* _Task description_: Write out the whole listing exactly as it stands.

___ Dataset rows

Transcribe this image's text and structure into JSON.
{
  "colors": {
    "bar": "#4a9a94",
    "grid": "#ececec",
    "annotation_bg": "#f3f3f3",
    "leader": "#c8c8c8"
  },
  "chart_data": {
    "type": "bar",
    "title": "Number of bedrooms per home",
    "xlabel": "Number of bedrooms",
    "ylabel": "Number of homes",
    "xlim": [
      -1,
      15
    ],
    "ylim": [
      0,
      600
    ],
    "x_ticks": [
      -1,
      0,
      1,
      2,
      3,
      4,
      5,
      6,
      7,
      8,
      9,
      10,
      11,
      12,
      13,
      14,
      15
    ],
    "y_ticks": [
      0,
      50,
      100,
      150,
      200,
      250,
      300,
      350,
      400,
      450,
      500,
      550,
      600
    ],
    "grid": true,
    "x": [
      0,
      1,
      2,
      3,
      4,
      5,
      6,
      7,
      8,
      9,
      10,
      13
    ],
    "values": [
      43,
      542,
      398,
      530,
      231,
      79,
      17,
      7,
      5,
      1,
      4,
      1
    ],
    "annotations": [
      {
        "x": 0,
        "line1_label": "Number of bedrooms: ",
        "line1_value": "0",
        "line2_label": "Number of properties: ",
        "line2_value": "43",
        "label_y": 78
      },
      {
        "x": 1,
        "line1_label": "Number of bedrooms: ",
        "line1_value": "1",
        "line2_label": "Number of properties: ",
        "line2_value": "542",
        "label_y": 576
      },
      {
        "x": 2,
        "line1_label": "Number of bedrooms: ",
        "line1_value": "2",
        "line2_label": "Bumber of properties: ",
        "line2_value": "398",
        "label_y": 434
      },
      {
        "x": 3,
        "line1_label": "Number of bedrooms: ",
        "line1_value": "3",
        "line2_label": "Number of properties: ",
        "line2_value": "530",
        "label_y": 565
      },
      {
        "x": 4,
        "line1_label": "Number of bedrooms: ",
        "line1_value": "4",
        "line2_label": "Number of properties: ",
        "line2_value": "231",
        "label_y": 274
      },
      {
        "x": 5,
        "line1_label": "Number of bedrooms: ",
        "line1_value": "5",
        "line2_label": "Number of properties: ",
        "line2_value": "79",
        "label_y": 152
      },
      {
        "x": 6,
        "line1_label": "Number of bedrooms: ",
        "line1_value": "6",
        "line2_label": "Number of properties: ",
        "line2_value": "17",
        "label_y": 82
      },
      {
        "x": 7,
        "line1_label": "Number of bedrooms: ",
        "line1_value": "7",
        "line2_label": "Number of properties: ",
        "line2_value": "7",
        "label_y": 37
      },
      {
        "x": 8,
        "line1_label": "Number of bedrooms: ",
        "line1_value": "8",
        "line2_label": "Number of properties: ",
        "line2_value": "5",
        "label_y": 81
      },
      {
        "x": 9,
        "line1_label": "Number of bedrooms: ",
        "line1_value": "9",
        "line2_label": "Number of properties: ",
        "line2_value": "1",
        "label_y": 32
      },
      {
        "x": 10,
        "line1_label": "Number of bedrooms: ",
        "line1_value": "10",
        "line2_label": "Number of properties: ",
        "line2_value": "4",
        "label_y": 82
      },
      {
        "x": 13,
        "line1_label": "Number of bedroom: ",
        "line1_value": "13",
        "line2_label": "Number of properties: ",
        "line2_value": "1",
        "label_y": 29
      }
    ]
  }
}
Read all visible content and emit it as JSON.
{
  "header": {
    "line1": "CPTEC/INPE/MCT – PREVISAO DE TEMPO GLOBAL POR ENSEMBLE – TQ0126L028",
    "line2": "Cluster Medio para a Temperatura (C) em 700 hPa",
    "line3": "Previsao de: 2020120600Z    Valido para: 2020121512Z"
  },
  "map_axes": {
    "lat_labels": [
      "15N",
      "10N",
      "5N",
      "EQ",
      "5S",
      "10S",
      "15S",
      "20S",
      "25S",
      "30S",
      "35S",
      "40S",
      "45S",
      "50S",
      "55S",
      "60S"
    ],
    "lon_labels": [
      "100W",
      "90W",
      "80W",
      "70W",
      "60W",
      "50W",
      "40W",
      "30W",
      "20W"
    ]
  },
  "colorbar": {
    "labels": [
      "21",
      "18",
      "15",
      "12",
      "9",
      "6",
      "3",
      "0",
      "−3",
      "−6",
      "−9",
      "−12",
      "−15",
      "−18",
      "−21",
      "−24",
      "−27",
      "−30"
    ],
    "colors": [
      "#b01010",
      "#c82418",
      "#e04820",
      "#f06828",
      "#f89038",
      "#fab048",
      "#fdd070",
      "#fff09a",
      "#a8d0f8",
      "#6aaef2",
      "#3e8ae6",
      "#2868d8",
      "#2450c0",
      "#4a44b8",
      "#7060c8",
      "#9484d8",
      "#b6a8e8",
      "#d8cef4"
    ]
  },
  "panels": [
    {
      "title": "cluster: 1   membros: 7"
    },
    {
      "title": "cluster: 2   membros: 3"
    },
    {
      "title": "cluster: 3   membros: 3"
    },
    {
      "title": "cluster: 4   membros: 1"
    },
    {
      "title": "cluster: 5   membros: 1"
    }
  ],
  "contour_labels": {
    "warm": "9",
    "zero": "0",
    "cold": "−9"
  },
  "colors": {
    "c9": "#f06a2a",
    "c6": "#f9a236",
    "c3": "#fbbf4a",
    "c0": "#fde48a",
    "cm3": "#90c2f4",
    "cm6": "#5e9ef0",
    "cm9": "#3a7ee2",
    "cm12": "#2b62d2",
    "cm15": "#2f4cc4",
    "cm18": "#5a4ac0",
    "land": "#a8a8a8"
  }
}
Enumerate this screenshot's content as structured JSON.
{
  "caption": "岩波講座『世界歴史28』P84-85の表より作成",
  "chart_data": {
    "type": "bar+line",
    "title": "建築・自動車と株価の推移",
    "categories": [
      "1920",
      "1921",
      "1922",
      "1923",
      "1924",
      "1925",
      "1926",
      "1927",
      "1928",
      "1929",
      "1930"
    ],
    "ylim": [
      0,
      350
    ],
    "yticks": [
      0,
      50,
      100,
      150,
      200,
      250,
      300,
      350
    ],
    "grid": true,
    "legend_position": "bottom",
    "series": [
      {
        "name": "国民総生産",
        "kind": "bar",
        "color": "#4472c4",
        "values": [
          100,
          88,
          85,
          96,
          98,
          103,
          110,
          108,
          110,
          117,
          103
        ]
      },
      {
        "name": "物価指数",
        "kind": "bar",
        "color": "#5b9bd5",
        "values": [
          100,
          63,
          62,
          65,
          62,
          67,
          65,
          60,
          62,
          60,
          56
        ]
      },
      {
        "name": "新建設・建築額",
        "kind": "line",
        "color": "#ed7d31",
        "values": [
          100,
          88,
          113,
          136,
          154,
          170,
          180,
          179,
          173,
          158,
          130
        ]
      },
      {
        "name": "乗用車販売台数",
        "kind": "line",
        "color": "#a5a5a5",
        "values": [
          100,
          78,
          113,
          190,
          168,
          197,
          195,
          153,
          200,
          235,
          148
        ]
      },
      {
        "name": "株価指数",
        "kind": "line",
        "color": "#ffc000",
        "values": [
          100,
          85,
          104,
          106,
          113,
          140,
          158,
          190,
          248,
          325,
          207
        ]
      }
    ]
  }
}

______

* _Full solution_:
Transcribe this image's text and structure into JSON.
{
  "colors": {
    "bar": "#4a9a94",
    "grid": "#ececec",
    "annotation_bg": "#f3f3f3",
    "leader": "#c8c8c8"
  },
  "chart_data": {
    "type": "bar",
    "title": "Number of bedrooms per home",
    "xlabel": "Number of bedrooms",
    "ylabel": "Number of homes",
    "xlim": [
      -1,
      15
    ],
    "ylim": [
      0,
      600
    ],
    "x_ticks": [
      -1,
      0,
      1,
      2,
      3,
      4,
      5,
      6,
      7,
      8,
      9,
      10,
      11,
      12,
      13,
      14,
      15
    ],
    "y_ticks": [
      0,
      50,
      100,
      150,
      200,
      250,
      300,
      350,
      400,
      450,
      500,
      550,
      600
    ],
    "grid": true,
    "x": [
      0,
      1,
      2,
      3,
      4,
      5,
      6,
      7,
      8,
      9,
      10,
      13
    ],
    "values": [
      43,
      542,
      398,
      530,
      231,
      79,
      17,
      7,
      5,
      1,
      4,
      1
    ],
    "annotations": [
      {
        "x": 0,
        "line1_label": "Number of bedrooms: ",
        "line1_value": "0",
        "line2_label": "Number of properties: ",
        "line2_value": "43",
        "label_y": 78
      },
      {
        "x": 1,
        "line1_label": "Number of bedrooms: ",
        "line1_value": "1",
        "line2_label": "Number of properties: ",
        "line2_value": "542",
        "label_y": 576
      },
      {
        "x": 2,
        "line1_label": "Number of bedrooms: ",
        "line1_value": "2",
        "line2_label": "Bumber of properties: ",
        "line2_value": "398",
        "label_y": 434
      },
      {
        "x": 3,
        "line1_label": "Number of bedrooms: ",
        "line1_value": "3",
        "line2_label": "Number of properties: ",
        "line2_value": "530",
        "label_y": 565
      },
      {
        "x": 4,
        "line1_label": "Number of bedrooms: ",
        "line1_value": "4",
        "line2_label": "Number of properties: ",
        "line2_value": "231",
        "label_y": 274
      },
      {
        "x": 5,
        "line1_label": "Number of bedrooms: ",
        "line1_value": "5",
        "line2_label": "Number of properties: ",
        "line2_value": "79",
        "label_y": 152
      },
      {
        "x": 6,
        "line1_label": "Number of bedrooms: ",
        "line1_value": "6",
        "line2_label": "Number of properties: ",
        "line2_value": "17",
        "label_y": 82
      },
      {
        "x": 7,
        "line1_label": "Number of bedrooms: ",
        "line1_value": "7",
        "line2_label": "Number of properties: ",
        "line2_value": "7",
        "label_y": 37
      },
      {
        "x": 8,
        "line1_label": "Number of bedrooms: ",
        "line1_value": "8",
        "line2_label": "Number of properties: ",
        "line2_value": "5",
        "label_y": 81
      },
      {
        "x": 9,
        "line1_label": "Number of bedrooms: ",
        "line1_value": "9",
        "line2_label": "Number of properties: ",
        "line2_value": "1",
        "label_y": 32
      },
      {
        "x": 10,
        "line1_label": "Number of bedrooms: ",
        "line1_value": "10",
        "line2_label": "Number of properties: ",
        "line2_value": "4",
        "label_y": 82
      },
      {
        "x": 13,
        "line1_label": "Number of bedroom: ",
        "line1_value": "13",
        "line2_label": "Number of properties: ",
        "line2_value": "1",
        "label_y": 29
      }
    ]
  }
}
Read all visible content and emit it as JSON.
{
  "header": {
    "line1": "CPTEC/INPE/MCT – PREVISAO DE TEMPO GLOBAL POR ENSEMBLE – TQ0126L028",
    "line2": "Cluster Medio para a Temperatura (C) em 700 hPa",
    "line3": "Previsao de: 2020120600Z    Valido para: 2020121512Z"
  },
  "map_axes": {
    "lat_labels": [
      "15N",
      "10N",
      "5N",
      "EQ",
      "5S",
      "10S",
      "15S",
      "20S",
      "25S",
      "30S",
      "35S",
      "40S",
      "45S",
      "50S",
      "55S",
      "60S"
    ],
    "lon_labels": [
      "100W",
      "90W",
      "80W",
      "70W",
      "60W",
      "50W",
      "40W",
      "30W",
      "20W"
    ]
  },
  "colorbar": {
    "labels": [
      "21",
      "18",
      "15",
      "12",
      "9",
      "6",
      "3",
      "0",
      "−3",
      "−6",
      "−9",
      "−12",
      "−15",
      "−18",
      "−21",
      "−24",
      "−27",
      "−30"
    ],
    "colors": [
      "#b01010",
      "#c82418",
      "#e04820",
      "#f06828",
      "#f89038",
      "#fab048",
      "#fdd070",
      "#fff09a",
      "#a8d0f8",
      "#6aaef2",
      "#3e8ae6",
      "#2868d8",
      "#2450c0",
      "#4a44b8",
      "#7060c8",
      "#9484d8",
      "#b6a8e8",
      "#d8cef4"
    ]
  },
  "panels": [
    {
      "title": "cluster: 1   membros: 7"
    },
    {
      "title": "cluster: 2   membros: 3"
    },
    {
      "title": "cluster: 3   membros: 3"
    },
    {
      "title": "cluster: 4   membros: 1"
    },
    {
      "title": "cluster: 5   membros: 1"
    }
  ],
  "contour_labels": {
    "warm": "9",
    "zero": "0",
    "cold": "−9"
  },
  "colors": {
    "c9": "#f06a2a",
    "c6": "#f9a236",
    "c3": "#fbbf4a",
    "c0": "#fde48a",
    "cm3": "#90c2f4",
    "cm6": "#5e9ef0",
    "cm9": "#3a7ee2",
    "cm12": "#2b62d2",
    "cm15": "#2f4cc4",
    "cm18": "#5a4ac0",
    "land": "#a8a8a8"
  }
}
Enumerate this screenshot's content as structured JSON.
{
  "caption": "岩波講座『世界歴史28』P84-85の表より作成",
  "chart_data": {
    "type": "bar+line",
    "title": "建築・自動車と株価の推移",
    "categories": [
      "1920",
      "1921",
      "1922",
      "1923",
      "1924",
      "1925",
      "1926",
      "1927",
      "1928",
      "1929",
      "1930"
    ],
    "ylim": [
      0,
      350
    ],
    "yticks": [
      0,
      50,
      100,
      150,
      200,
      250,
      300,
      350
    ],
    "grid": true,
    "legend_position": "bottom",
    "series": [
      {
        "name": "国民総生産",
        "kind": "bar",
        "color": "#4472c4",
        "values": [
          100,
          88,
          85,
          96,
          98,
          103,
          110,
          108,
          110,
          117,
          103
        ]
      },
      {
        "name": "物価指数",
        "kind": "bar",
        "color": "#5b9bd5",
        "values": [
          100,
          63,
          62,
          65,
          62,
          67,
          65,
          60,
          62,
          60,
          56
        ]
      },
      {
        "name": "新建設・建築額",
        "kind": "line",
        "color": "#ed7d31",
        "values": [
          100,
          88,
          113,
          136,
          154,
          170,
          180,
          179,
          173,
          158,
          130
        ]
      },
      {
        "name": "乗用車販売台数",
        "kind": "line",
        "color": "#a5a5a5",
        "values": [
          100,
          78,
          113,
          190,
          168,
          197,
          195,
          153,
          200,
          235,
          148
        ]
      },
      {
        "name": "株価指数",
        "kind": "line",
        "color": "#ffc000",
        "values": [
          100,
          85,
          104,
          106,
          113,
          140,
          158,
          190,
          248,
          325,
          207
        ]
      }
    ]
  }
}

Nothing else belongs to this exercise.